GIVEN TASK -
Filter out everything except lines holding "γενικῆς".

▼▼▼

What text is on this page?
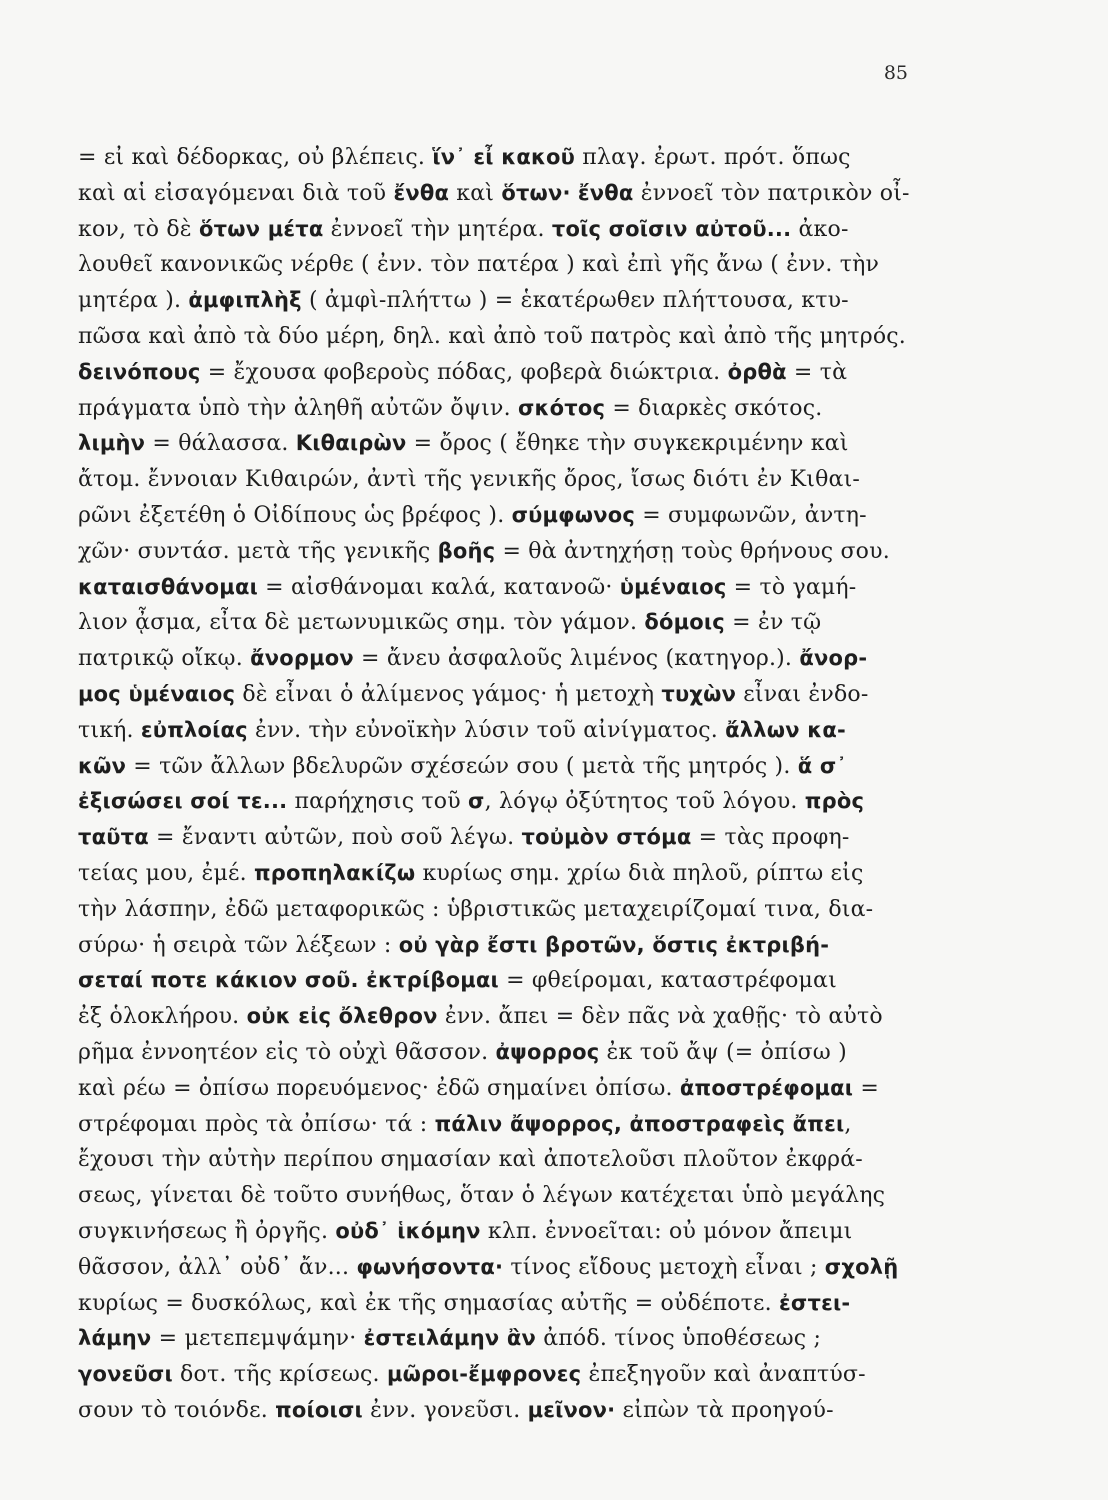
85
= εἰ καὶ δέδορκας, οὐ βλέπεις. ἵν᾽ εἶ κακοῦ πλαγ. ἐρωτ. πρότ. ὅπως
καὶ αἱ εἰσαγόμεναι διὰ τοῦ ἔνθα καὶ ὅτων· ἔνθα ἐννοεῖ τὸν πατρικὸν οἶ-
κον, τὸ δὲ ὅτων μέτα ἐννοεῖ τὴν μητέρα. τοῖς σοῖσιν αὐτοῦ... ἀκο-
λουθεῖ κανονικῶς νέρθε ( ἐνν. τὸν πατέρα ) καὶ ἐπὶ γῆς ἄνω ( ἐνν. τὴν
μητέρα ). ἀμφιπλὴξ ( ἀμφὶ-πλήττω ) = ἑκατέρωθεν πλήττουσα, κτυ-
πῶσα καὶ ἀπὸ τὰ δύο μέρη, δηλ. καὶ ἀπὸ τοῦ πατρὸς καὶ ἀπὸ τῆς μητρός.
δεινόπους = ἔχουσα φοβεροὺς πόδας, φοβερὰ διώκτρια. ὀρθὰ = τὰ
πράγματα ὑπὸ τὴν ἀληθῆ αὐτῶν ὄψιν. σκότος = διαρκὲς σκότος.
λιμὴν = θάλασσα. Κιθαιρὼν = ὄρος ( ἔθηκε τὴν συγκεκριμένην καὶ
ἄτομ. ἔννοιαν Κιθαιρών, ἀντὶ τῆς γενικῆς ὄρος, ἴσως διότι ἐν Κιθαι-
ρῶνι ἐξετέθη ὁ Οἰδίπους ὡς βρέφος ). σύμφωνος = συμφωνῶν, ἀντη-
χῶν· συντάσ. μετὰ τῆς γενικῆς βοῆς = θὰ ἀντηχήσῃ τοὺς θρήνους σου.
καταισθάνομαι = αἰσθάνομαι καλά, κατανοῶ· ὑμέναιος = τὸ γαμή-
λιον ᾆσμα, εἶτα δὲ μετωνυμικῶς σημ. τὸν γάμον. δόμοις = ἐν τῷ
πατρικῷ οἴκῳ. ἄνορμον = ἄνευ ἀσφαλοῦς λιμένος (κατηγορ.). ἄνορ-
μος ὑμέναιος δὲ εἶναι ὁ ἀλίμενος γάμος· ἡ μετοχὴ τυχὼν εἶναι ἐνδο-
τική. εὐπλοίας ἐνν. τὴν εὐνοϊκὴν λύσιν τοῦ αἰνίγματος. ἄλλων κα-
κῶν = τῶν ἄλλων βδελυρῶν σχέσεών σου ( μετὰ τῆς μητρός ). ἅ σ᾽
ἐξισώσει σοί τε... παρήχησις τοῦ σ, λόγῳ ὀξύτητος τοῦ λόγου. πρὸς
ταῦτα = ἔναντι αὐτῶν, ποὺ σοῦ λέγω. τοὐμὸν στόμα = τὰς προφη-
τείας μου, ἐμέ. προπηλακίζω κυρίως σημ. χρίω διὰ πηλοῦ, ρίπτω εἰς
τὴν λάσπην, ἐδῶ μεταφορικῶς : ὑβριστικῶς μεταχειρίζομαί τινα, δια-
σύρω· ἡ σειρὰ τῶν λέξεων : οὐ γὰρ ἔστι βροτῶν, ὅστις ἐκτριβή-
σεταί ποτε κάκιον σοῦ. ἐκτρίβομαι = φθείρομαι, καταστρέφομαι
ἐξ ὁλοκλήρου. οὐκ εἰς ὄλεθρον ἐνν. ἄπει = δὲν πᾶς νὰ χαθῇς· τὸ αὐτὸ
ρῆμα ἐννοητέον εἰς τὸ οὐχὶ θᾶσσον. ἀψορρος ἐκ τοῦ ἄψ (= ὀπίσω )
καὶ ρέω = ὀπίσω πορευόμενος· ἐδῶ σημαίνει ὀπίσω. ἀποστρέφομαι =
στρέφομαι πρὸς τὰ ὀπίσω· τά : πάλιν ἄψορρος, ἀποστραφεὶς ἄπει,
ἔχουσι τὴν αὐτὴν περίπου σημασίαν καὶ ἀποτελοῦσι πλοῦτον ἐκφρά-
σεως, γίνεται δὲ τοῦτο συνήθως, ὅταν ὁ λέγων κατέχεται ὑπὸ μεγάλης
συγκινήσεως ἢ ὀργῆς. οὐδ᾽ ἱκόμην κλπ. ἐννοεῖται: οὐ μόνον ἄπειμι
θᾶσσον, ἀλλ᾽ οὐδ᾽ ἄν... φωνήσοντα· τίνος εἴδους μετοχὴ εἶναι ; σχολῇ
κυρίως = δυσκόλως, καὶ ἐκ τῆς σημασίας αὐτῆς = οὐδέποτε. ἐστει-
λάμην = μετεπεμψάμην· ἐστειλάμην ἂν ἀπόδ. τίνος ὑποθέσεως ;
γονεῦσι δοτ. τῆς κρίσεως. μῶροι-ἔμφρονες ἐπεξηγοῦν καὶ ἀναπτύσ-
σουν τὸ τοιόνδε. ποίοισι ἐνν. γονεῦσι. μεῖνον· εἰπὼν τὰ προηγού-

▲▲▲

WRITTEN RESPONSE -
ἄτομ. ἔννοιαν Κιθαιρών, ἀντὶ τῆς γενικῆς ὄρος, ἴσως διότι ἐν Κιθαι-
χῶν· συντάσ. μετὰ τῆς γενικῆς βοῆς = θὰ ἀντηχήσῃ τοὺς θρήνους σου.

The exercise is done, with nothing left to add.